Restate, word for word, every line of the data.
_ _ _ _ _
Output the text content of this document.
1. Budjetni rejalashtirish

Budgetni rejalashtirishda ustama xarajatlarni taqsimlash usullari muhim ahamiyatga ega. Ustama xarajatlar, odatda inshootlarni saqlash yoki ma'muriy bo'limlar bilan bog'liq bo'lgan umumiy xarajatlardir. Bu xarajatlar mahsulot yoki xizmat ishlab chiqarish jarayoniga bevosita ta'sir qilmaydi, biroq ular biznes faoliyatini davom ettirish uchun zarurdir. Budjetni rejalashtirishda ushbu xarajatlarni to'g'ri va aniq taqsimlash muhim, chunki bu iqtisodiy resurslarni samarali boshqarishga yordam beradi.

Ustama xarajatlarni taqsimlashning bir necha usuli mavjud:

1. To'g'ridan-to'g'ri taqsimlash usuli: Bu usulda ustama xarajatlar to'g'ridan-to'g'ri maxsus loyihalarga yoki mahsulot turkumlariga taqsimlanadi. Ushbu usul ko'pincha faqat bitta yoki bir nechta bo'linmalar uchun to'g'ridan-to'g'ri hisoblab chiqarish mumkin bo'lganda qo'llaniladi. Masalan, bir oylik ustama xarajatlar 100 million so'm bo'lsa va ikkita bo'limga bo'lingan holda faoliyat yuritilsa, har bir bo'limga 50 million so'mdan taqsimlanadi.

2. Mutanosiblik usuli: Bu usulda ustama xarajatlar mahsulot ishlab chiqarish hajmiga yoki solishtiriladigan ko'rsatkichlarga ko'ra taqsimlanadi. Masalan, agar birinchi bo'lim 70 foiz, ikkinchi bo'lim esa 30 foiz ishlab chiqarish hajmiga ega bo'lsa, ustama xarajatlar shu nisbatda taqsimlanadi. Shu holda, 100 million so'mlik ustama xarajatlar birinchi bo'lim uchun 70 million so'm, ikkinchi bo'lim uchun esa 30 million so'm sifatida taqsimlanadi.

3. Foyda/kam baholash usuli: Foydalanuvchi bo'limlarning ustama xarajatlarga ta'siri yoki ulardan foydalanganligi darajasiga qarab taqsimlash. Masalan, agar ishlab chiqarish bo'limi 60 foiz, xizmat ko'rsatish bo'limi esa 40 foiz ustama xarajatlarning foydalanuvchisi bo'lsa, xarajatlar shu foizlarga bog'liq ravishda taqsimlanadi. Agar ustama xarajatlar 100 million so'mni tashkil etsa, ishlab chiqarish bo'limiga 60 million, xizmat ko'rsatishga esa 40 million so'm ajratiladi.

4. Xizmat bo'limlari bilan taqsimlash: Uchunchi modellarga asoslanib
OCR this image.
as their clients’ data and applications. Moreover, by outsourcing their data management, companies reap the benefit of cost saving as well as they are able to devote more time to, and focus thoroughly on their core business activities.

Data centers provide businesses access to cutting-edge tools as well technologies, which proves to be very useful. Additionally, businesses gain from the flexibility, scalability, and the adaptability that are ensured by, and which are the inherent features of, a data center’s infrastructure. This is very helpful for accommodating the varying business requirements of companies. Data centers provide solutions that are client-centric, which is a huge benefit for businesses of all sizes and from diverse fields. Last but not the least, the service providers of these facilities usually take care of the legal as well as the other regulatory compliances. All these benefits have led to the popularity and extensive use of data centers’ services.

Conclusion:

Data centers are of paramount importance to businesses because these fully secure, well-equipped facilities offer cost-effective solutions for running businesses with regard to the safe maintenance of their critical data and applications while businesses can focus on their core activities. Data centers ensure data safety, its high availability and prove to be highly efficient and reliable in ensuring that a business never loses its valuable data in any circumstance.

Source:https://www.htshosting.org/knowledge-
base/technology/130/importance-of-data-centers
_ _ _ _ _
Written answer:
Output the text content of this document.
1. Budjetni rejalashtirish

Budgetni rejalashtirishda ustama xarajatlarni taqsimlash usullari muhim ahamiyatga ega. Ustama xarajatlar, odatda inshootlarni saqlash yoki ma'muriy bo'limlar bilan bog'liq bo'lgan umumiy xarajatlardir. Bu xarajatlar mahsulot yoki xizmat ishlab chiqarish jarayoniga bevosita ta'sir qilmaydi, biroq ular biznes faoliyatini davom ettirish uchun zarurdir. Budjetni rejalashtirishda ushbu xarajatlarni to'g'ri va aniq taqsimlash muhim, chunki bu iqtisodiy resurslarni samarali boshqarishga yordam beradi.

Ustama xarajatlarni taqsimlashning bir necha usuli mavjud:

1. To'g'ridan-to'g'ri taqsimlash usuli: Bu usulda ustama xarajatlar to'g'ridan-to'g'ri maxsus loyihalarga yoki mahsulot turkumlariga taqsimlanadi. Ushbu usul ko'pincha faqat bitta yoki bir nechta bo'linmalar uchun to'g'ridan-to'g'ri hisoblab chiqarish mumkin bo'lganda qo'llaniladi. Masalan, bir oylik ustama xarajatlar 100 million so'm bo'lsa va ikkita bo'limga bo'lingan holda faoliyat yuritilsa, har bir bo'limga 50 million so'mdan taqsimlanadi.

2. Mutanosiblik usuli: Bu usulda ustama xarajatlar mahsulot ishlab chiqarish hajmiga yoki solishtiriladigan ko'rsatkichlarga ko'ra taqsimlanadi. Masalan, agar birinchi bo'lim 70 foiz, ikkinchi bo'lim esa 30 foiz ishlab chiqarish hajmiga ega bo'lsa, ustama xarajatlar shu nisbatda taqsimlanadi. Shu holda, 100 million so'mlik ustama xarajatlar birinchi bo'lim uchun 70 million so'm, ikkinchi bo'lim uchun esa 30 million so'm sifatida taqsimlanadi.

3. Foyda/kam baholash usuli: Foydalanuvchi bo'limlarning ustama xarajatlarga ta'siri yoki ulardan foydalanganligi darajasiga qarab taqsimlash. Masalan, agar ishlab chiqarish bo'limi 60 foiz, xizmat ko'rsatish bo'limi esa 40 foiz ustama xarajatlarning foydalanuvchisi bo'lsa, xarajatlar shu foizlarga bog'liq ravishda taqsimlanadi. Agar ustama xarajatlar 100 million so'mni tashkil etsa, ishlab chiqarish bo'limiga 60 million, xizmat ko'rsatishga esa 40 million so'm ajratiladi.

4. Xizmat bo'limlari bilan taqsimlash: Uchunchi modellarga asoslanib
OCR this image.
as their clients’ data and applications. Moreover, by outsourcing their data management, companies reap the benefit of cost saving as well as they are able to devote more time to, and focus thoroughly on their core business activities.

Data centers provide businesses access to cutting-edge tools as well technologies, which proves to be very useful. Additionally, businesses gain from the flexibility, scalability, and the adaptability that are ensured by, and which are the inherent features of, a data center’s infrastructure. This is very helpful for accommodating the varying business requirements of companies. Data centers provide solutions that are client-centric, which is a huge benefit for businesses of all sizes and from diverse fields. Last but not the least, the service providers of these facilities usually take care of the legal as well as the other regulatory compliances. All these benefits have led to the popularity and extensive use of data centers’ services.

Conclusion:

Data centers are of paramount importance to businesses because these fully secure, well-equipped facilities offer cost-effective solutions for running businesses with regard to the safe maintenance of their critical data and applications while businesses can focus on their core activities. Data centers ensure data safety, its high availability and prove to be highly efficient and reliable in ensuring that a business never loses its valuable data in any circumstance.

Source:https://www.htshosting.org/knowledge-
base/technology/130/importance-of-data-centers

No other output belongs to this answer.